-- Begin Data to process --
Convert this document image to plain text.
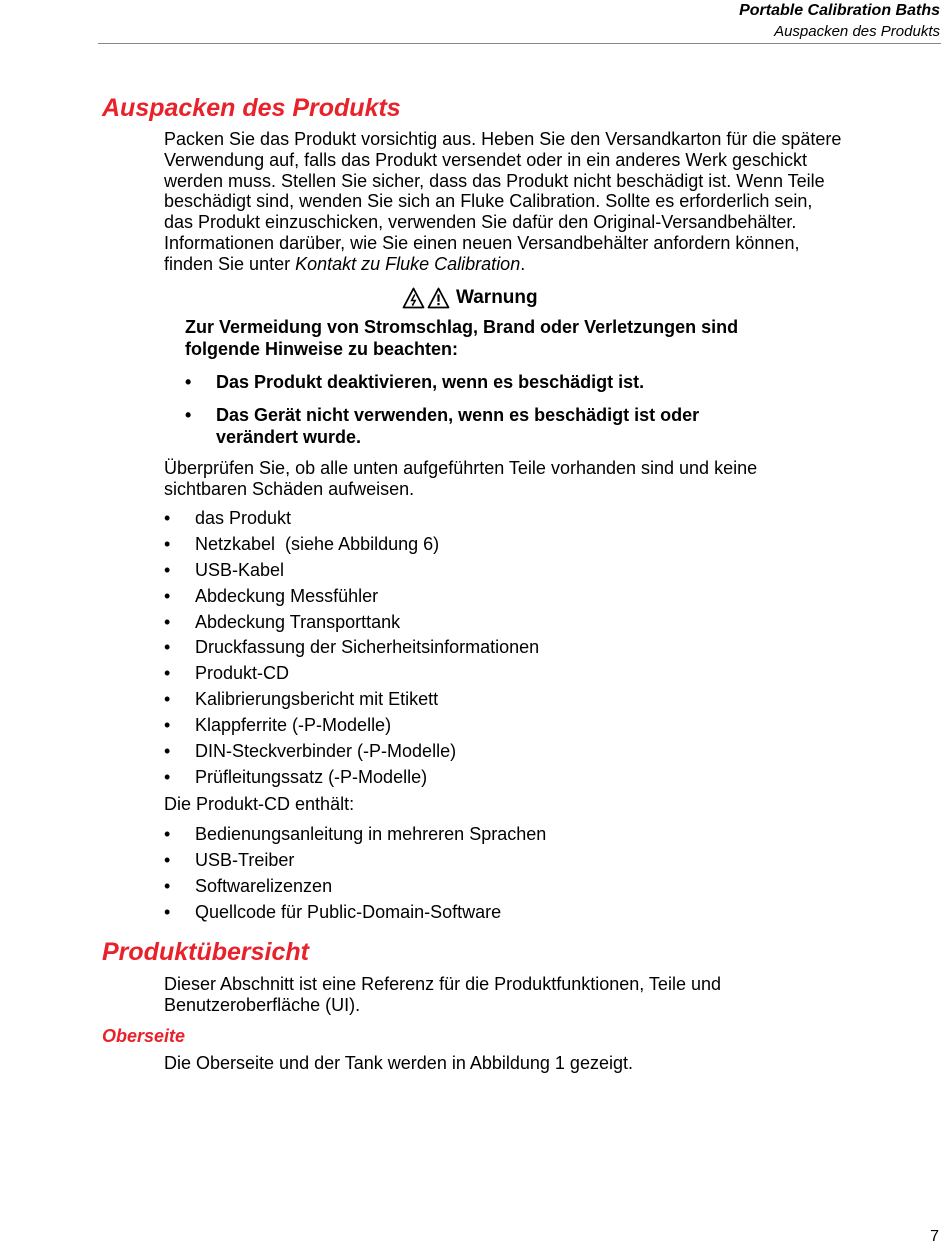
Portable Calibration Baths
Auspacken des Produkts
Auspacken des Produkts

Packen Sie das Produkt vorsichtig aus. Heben Sie den Versandkarton für die spätere Verwendung auf, falls das Produkt versendet oder in ein anderes Werk geschickt werden muss. Stellen Sie sicher, dass das Produkt nicht beschädigt ist. Wenn Teile beschädigt sind, wenden Sie sich an Fluke Calibration. Sollte es erforderlich sein, das Produkt einzuschicken, verwenden Sie dafür den Original-Versandbehälter. Informationen darüber, wie Sie einen neuen Versandbehälter anfordern können, finden Sie unter Kontakt zu Fluke Calibration.

Warnung

Zur Vermeidung von Stromschlag, Brand oder Verletzungen sind folgende Hinweise zu beachten:

• Das Produkt deaktivieren, wenn es beschädigt ist.
• Das Gerät nicht verwenden, wenn es beschädigt ist oder verändert wurde.

Überprüfen Sie, ob alle unten aufgeführten Teile vorhanden sind und keine sichtbaren Schäden aufweisen.

• das Produkt
• Netzkabel  (siehe Abbildung 6)
• USB-Kabel
• Abdeckung Messfühler
• Abdeckung Transporttank
• Druckfassung der Sicherheitsinformationen
• Produkt-CD
• Kalibrierungsbericht mit Etikett
• Klappferrite (-P-Modelle)
• DIN-Steckverbinder (-P-Modelle)
• Prüfleitungssatz (-P-Modelle)

Die Produkt-CD enthält:

• Bedienungsanleitung in mehreren Sprachen
• USB-Treiber
• Softwarelizenzen
• Quellcode für Public-Domain-Software
Produktübersicht

Dieser Abschnitt ist eine Referenz für die Produktfunktionen, Teile und Benutzeroberfläche (UI).

Oberseite

Die Oberseite und der Tank werden in Abbildung 1 gezeigt.

7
-- End Data to process --
• Instruction: Count each line of the data where the word "Calibration" appears, then reply with the total only.

• Answer to the exercise: 2